***** DATA PROVIDED *****

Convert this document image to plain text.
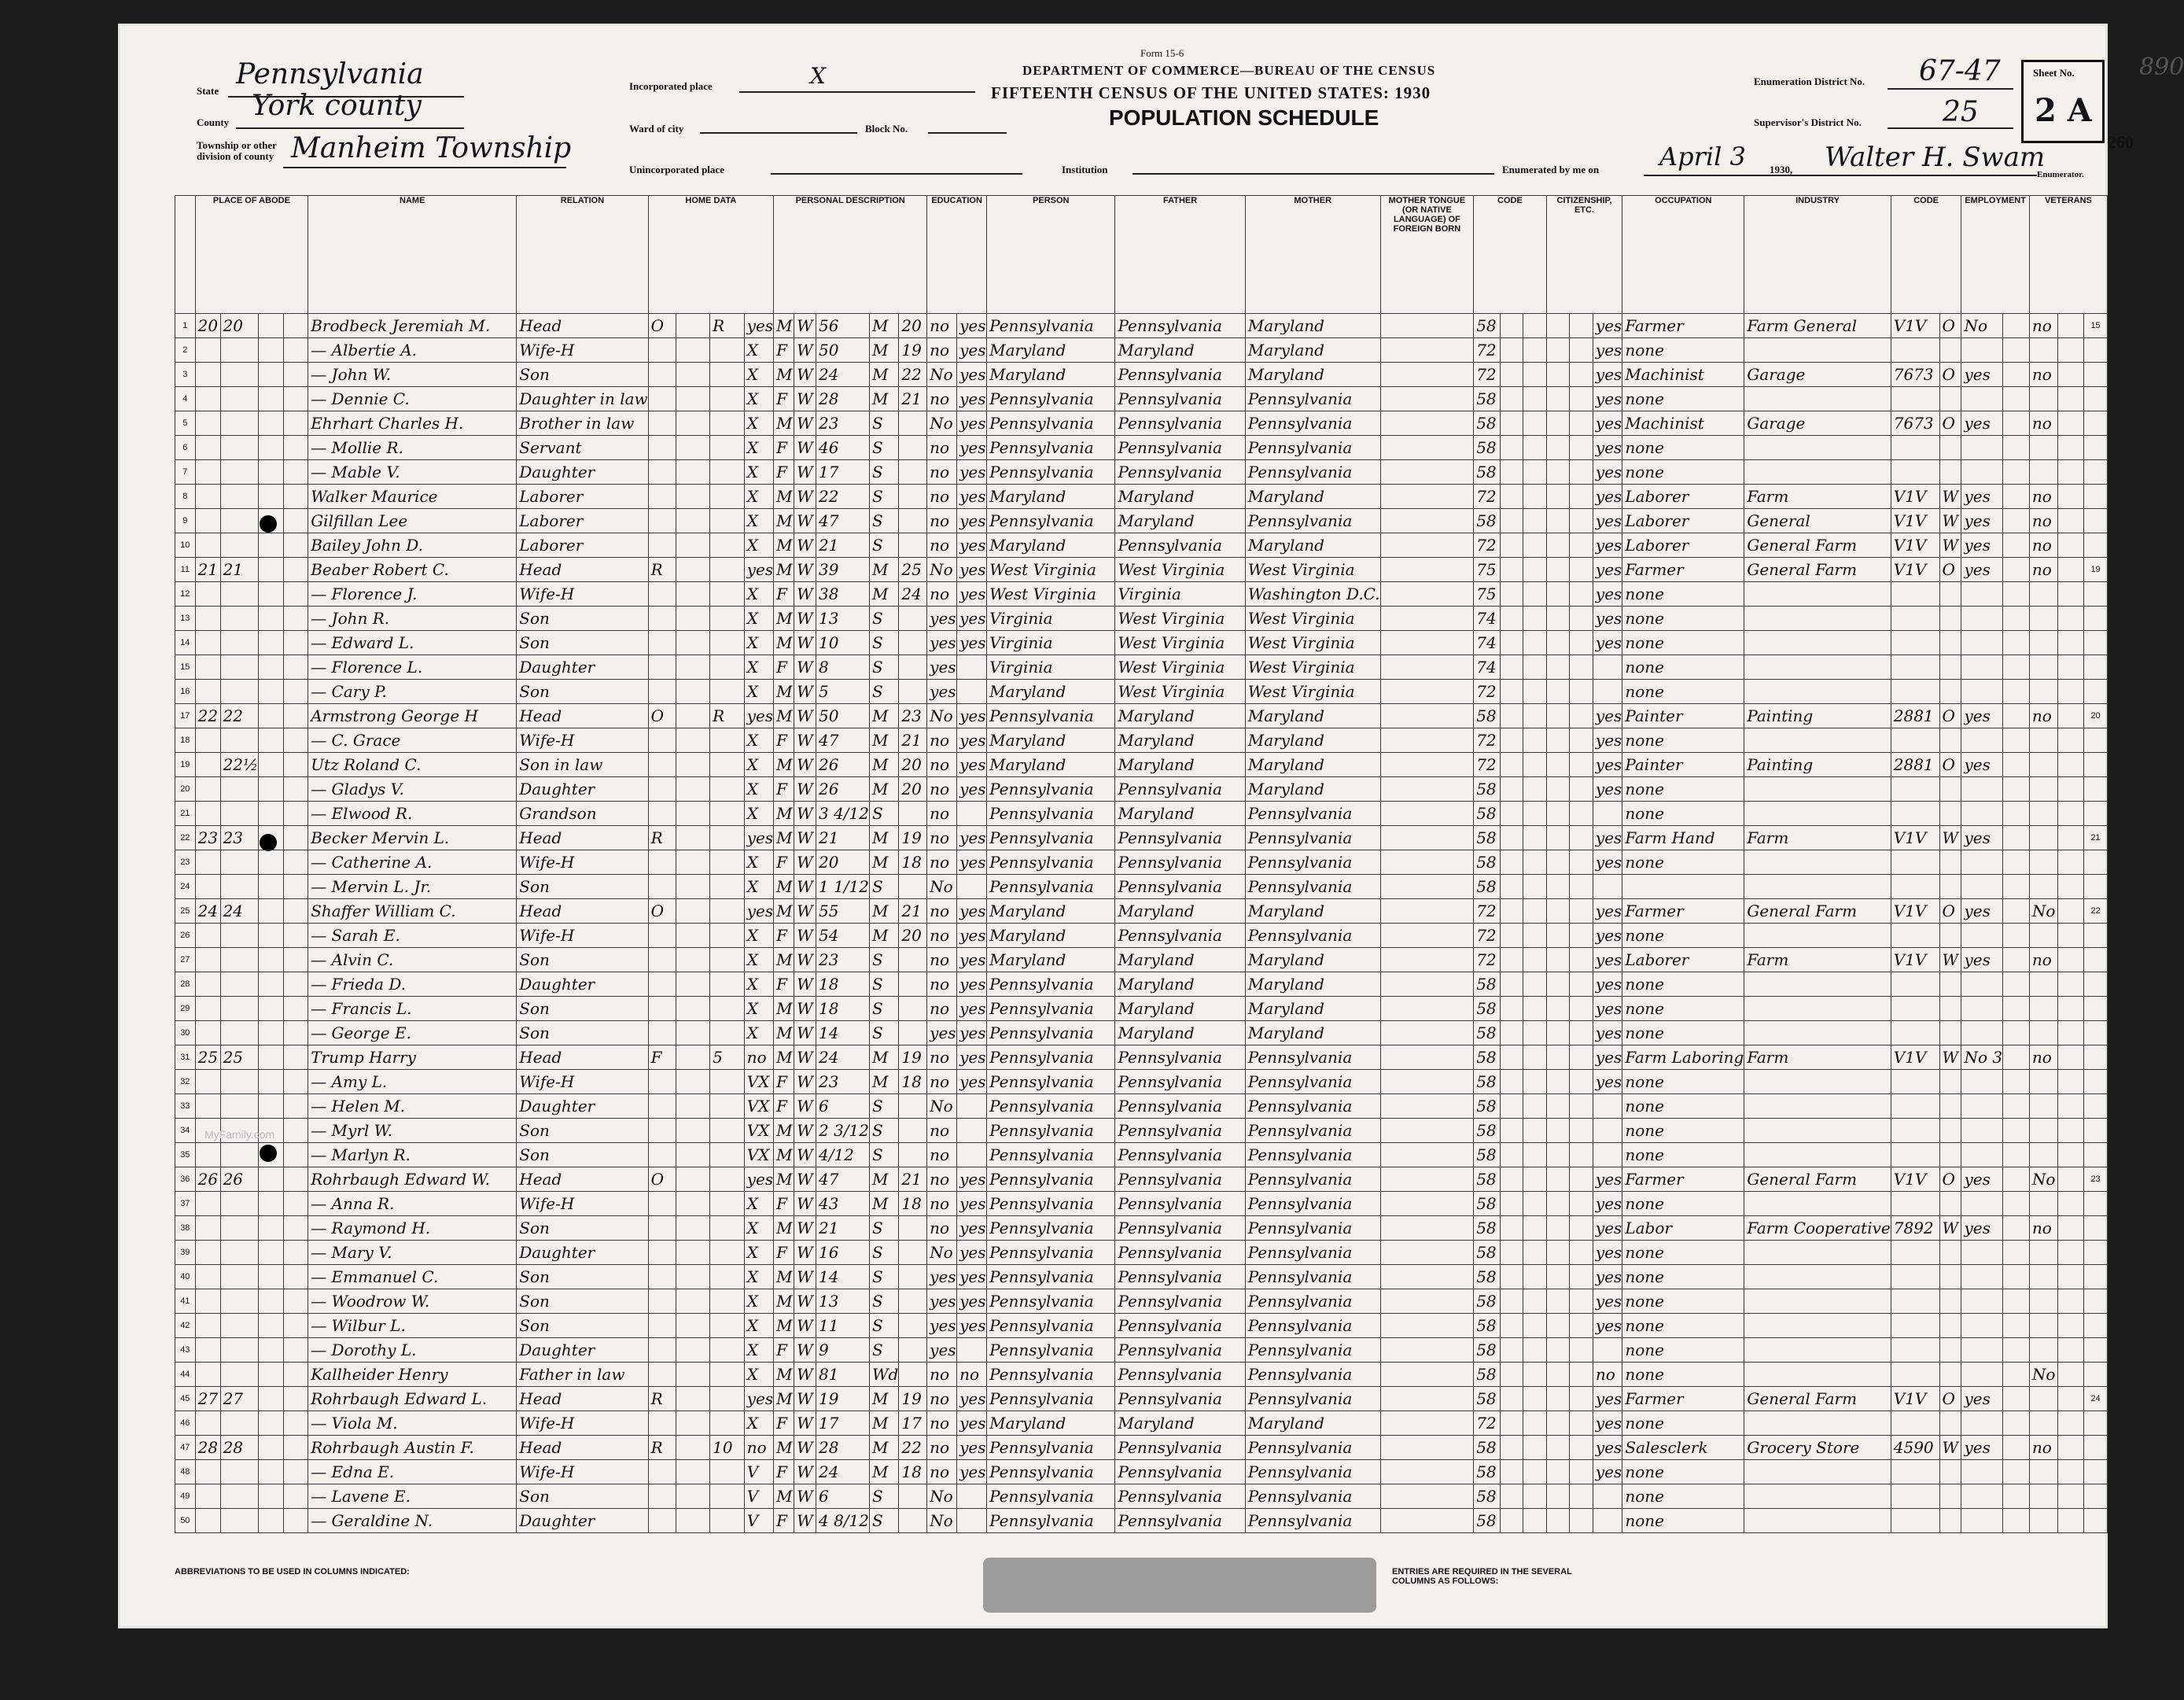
890
260
State
Pennsylvania
County
York county
Township or other division of county Manheim Township
Incorporated place	X
Ward of city	Block No.
Unincorporated place	Institution
Form 15-6
DEPARTMENT OF COMMERCE—BUREAU OF THE CENSUS
FIFTEENTH CENSUS OF THE UNITED STATES: 1930
POPULATION SCHEDULE
Enumeration District No. 67-47
Supervisor's District No.	25
Sheet No.
2 A
Enumerated by me on April 3 1930, Walter H. Swam
Enumerator.
	PLACE OF ABODE				NAME	RELATION	HOME DATA				PERSONAL DESCRIPTION					EDUCATION		PERSON	FATHER	MOTHER	MOTHER TONGUE (OR NATIVE LANGUAGE) OF FOREIGN BORN	CODE			CITIZENSHIP, ETC.			OCCUPATION	INDUSTRY	CODE		EMPLOYMENT		VETERANS		
1	20	20			Brodbeck Jeremiah M.	Head	O		R	yes	M	W	56	M	20	no	yes	Pennsylvania	Pennsylvania	Maryland		58					yes	Farmer	Farm General	V1V	O	No		no		15
2					— Albertie A.	Wife-H				X	F	W	50	M	19	no	yes	Maryland	Maryland	Maryland		72					yes	none								
3					— John W.	Son				X	M	W	24	M	22	No	yes	Maryland	Pennsylvania	Maryland		72					yes	Machinist	Garage	7673	O	yes		no		
4					— Dennie C.	Daughter in law				X	F	W	28	M	21	no	yes	Pennsylvania	Pennsylvania	Pennsylvania		58					yes	none								
5					Ehrhart Charles H.	Brother in law				X	M	W	23	S		No	yes	Pennsylvania	Pennsylvania	Pennsylvania		58					yes	Machinist	Garage	7673	O	yes		no		
6					— Mollie R.	Servant				X	F	W	46	S		no	yes	Pennsylvania	Pennsylvania	Pennsylvania		58					yes	none								
7					— Mable V.	Daughter				X	F	W	17	S		no	yes	Pennsylvania	Pennsylvania	Pennsylvania		58					yes	none								
8					Walker Maurice	Laborer				X	M	W	22	S		no	yes	Maryland	Maryland	Maryland		72					yes	Laborer	Farm	V1V	W	yes		no		
9					Gilfillan Lee	Laborer				X	M	W	47	S		no	yes	Pennsylvania	Maryland	Pennsylvania		58					yes	Laborer	General	V1V	W	yes		no		
10					Bailey John D.	Laborer				X	M	W	21	S		no	yes	Maryland	Pennsylvania	Maryland		72					yes	Laborer	General Farm	V1V	W	yes		no		
11	21	21			Beaber Robert C.	Head	R			yes	M	W	39	M	25	No	yes	West Virginia	West Virginia	West Virginia		75					yes	Farmer	General Farm	V1V	O	yes		no		19
12					— Florence J.	Wife-H				X	F	W	38	M	24	no	yes	West Virginia	Virginia	Washington D.C.		75					yes	none								
13					— John R.	Son				X	M	W	13	S		yes	yes	Virginia	West Virginia	West Virginia		74					yes	none								
14					— Edward L.	Son				X	M	W	10	S		yes	yes	Virginia	West Virginia	West Virginia		74					yes	none								
15					— Florence L.	Daughter				X	F	W	8	S		yes		Virginia	West Virginia	West Virginia		74						none								
16					— Cary P.	Son				X	M	W	5	S		yes		Maryland	West Virginia	West Virginia		72						none								
17	22	22			Armstrong George H	Head	O		R	yes	M	W	50	M	23	No	yes	Pennsylvania	Maryland	Maryland		58					yes	Painter	Painting	2881	O	yes		no		20
18					— C. Grace	Wife-H				X	F	W	47	M	21	no	yes	Maryland	Maryland	Maryland		72					yes	none								
19		22½			Utz Roland C.	Son in law				X	M	W	26	M	20	no	yes	Maryland	Maryland	Maryland		72					yes	Painter	Painting	2881	O	yes				
20					— Gladys V.	Daughter				X	F	W	26	M	20	no	yes	Pennsylvania	Pennsylvania	Maryland		58					yes	none								
21					— Elwood R.	Grandson				X	M	W	3 4/12	S		no		Pennsylvania	Maryland	Pennsylvania		58						none								
22	23	23			Becker Mervin L.	Head	R			yes	M	W	21	M	19	no	yes	Pennsylvania	Pennsylvania	Pennsylvania		58					yes	Farm Hand	Farm	V1V	W	yes				21
23					— Catherine A.	Wife-H				X	F	W	20	M	18	no	yes	Pennsylvania	Pennsylvania	Pennsylvania		58					yes	none								
24					— Mervin L. Jr.	Son				X	M	W	1 1/12	S		No		Pennsylvania	Pennsylvania	Pennsylvania		58														
25	24	24			Shaffer William C.	Head	O			yes	M	W	55	M	21	no	yes	Maryland	Maryland	Maryland		72					yes	Farmer	General Farm	V1V	O	yes		No		22
26					— Sarah E.	Wife-H				X	F	W	54	M	20	no	yes	Maryland	Pennsylvania	Pennsylvania		72					yes	none								
27					— Alvin C.	Son				X	M	W	23	S		no	yes	Maryland	Maryland	Maryland		72					yes	Laborer	Farm	V1V	W	yes		no		
28					— Frieda D.	Daughter				X	F	W	18	S		no	yes	Pennsylvania	Maryland	Maryland		58					yes	none								
29					— Francis L.	Son				X	M	W	18	S		no	yes	Pennsylvania	Maryland	Maryland		58					yes	none								
30					— George E.	Son				X	M	W	14	S		yes	yes	Pennsylvania	Maryland	Maryland		58					yes	none								
31	25	25			Trump Harry	Head	F		5	no	M	W	24	M	19	no	yes	Pennsylvania	Pennsylvania	Pennsylvania		58					yes	Farm Laboring	Farm	V1V	W	No 3		no		
32					— Amy L.	Wife-H				VX	F	W	23	M	18	no	yes	Pennsylvania	Pennsylvania	Pennsylvania		58					yes	none								
33					— Helen M.	Daughter				VX	F	W	6	S		No		Pennsylvania	Pennsylvania	Pennsylvania		58						none								
34					— Myrl W.	Son				VX	M	W	2 3/12	S		no		Pennsylvania	Pennsylvania	Pennsylvania		58						none								
35					— Marlyn R.	Son				VX	M	W	4/12	S		no		Pennsylvania	Pennsylvania	Pennsylvania		58						none								
36	26	26			Rohrbaugh Edward W.	Head	O			yes	M	W	47	M	21	no	yes	Pennsylvania	Pennsylvania	Pennsylvania		58					yes	Farmer	General Farm	V1V	O	yes		No		23
37					— Anna R.	Wife-H				X	F	W	43	M	18	no	yes	Pennsylvania	Pennsylvania	Pennsylvania		58					yes	none								
38					— Raymond H.	Son				X	M	W	21	S		no	yes	Pennsylvania	Pennsylvania	Pennsylvania		58					yes	Labor	Farm Cooperative	7892	W	yes		no		
39					— Mary V.	Daughter				X	F	W	16	S		No	yes	Pennsylvania	Pennsylvania	Pennsylvania		58					yes	none								
40					— Emmanuel C.	Son				X	M	W	14	S		yes	yes	Pennsylvania	Pennsylvania	Pennsylvania		58					yes	none								
41					— Woodrow W.	Son				X	M	W	13	S		yes	yes	Pennsylvania	Pennsylvania	Pennsylvania		58					yes	none								
42					— Wilbur L.	Son				X	M	W	11	S		yes	yes	Pennsylvania	Pennsylvania	Pennsylvania		58					yes	none								
43					— Dorothy L.	Daughter				X	F	W	9	S		yes		Pennsylvania	Pennsylvania	Pennsylvania		58						none								
44					Kallheider Henry	Father in law				X	M	W	81	Wd		no	no	Pennsylvania	Pennsylvania	Pennsylvania		58					no	none						No		
45	27	27			Rohrbaugh Edward L.	Head	R			yes	M	W	19	M	19	no	yes	Pennsylvania	Pennsylvania	Pennsylvania		58					yes	Farmer	General Farm	V1V	O	yes				24
46					— Viola M.	Wife-H				X	F	W	17	M	17	no	yes	Maryland	Maryland	Maryland		72					yes	none								
47	28	28			Rohrbaugh Austin F.	Head	R		10	no	M	W	28	M	22	no	yes	Pennsylvania	Pennsylvania	Pennsylvania		58					yes	Salesclerk	Grocery Store	4590	W	yes		no		
48					— Edna E.	Wife-H				V	F	W	24	M	18	no	yes	Pennsylvania	Pennsylvania	Pennsylvania		58					yes	none								
49					— Lavene E.	Son				V	M	W	6	S		No		Pennsylvania	Pennsylvania	Pennsylvania		58						none								
50					— Geraldine N.	Daughter				V	F	W	4 8/12	S		No		Pennsylvania	Pennsylvania	Pennsylvania		58						none								
MyFamily.com
ABBREVIATIONS TO BE USED IN COLUMNS INDICATED:	ENTRIES ARE REQUIRED IN THE SEVERAL COLUMNS AS FOLLOWS:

*****

**TASK DESCRIPTION:**
Reproduce each line of the entries in which the word "Edward" is found.

**SOLUTION TO THIS TASK:**
14					— Edward L.	Son				X	M	W	10	S		yes	yes	Virginia	West Virginia	West Virginia		74					yes	none								
36	26	26			Rohrbaugh Edward W.	Head	O			yes	M	W	47	M	21	no	yes	Pennsylvania	Pennsylvania	Pennsylvania		58					yes	Farmer	General Farm	V1V	O	yes		No		23
45	27	27			Rohrbaugh Edward L.	Head	R			yes	M	W	19	M	19	no	yes	Pennsylvania	Pennsylvania	Pennsylvania		58					yes	Farmer	General Farm	V1V	O	yes				24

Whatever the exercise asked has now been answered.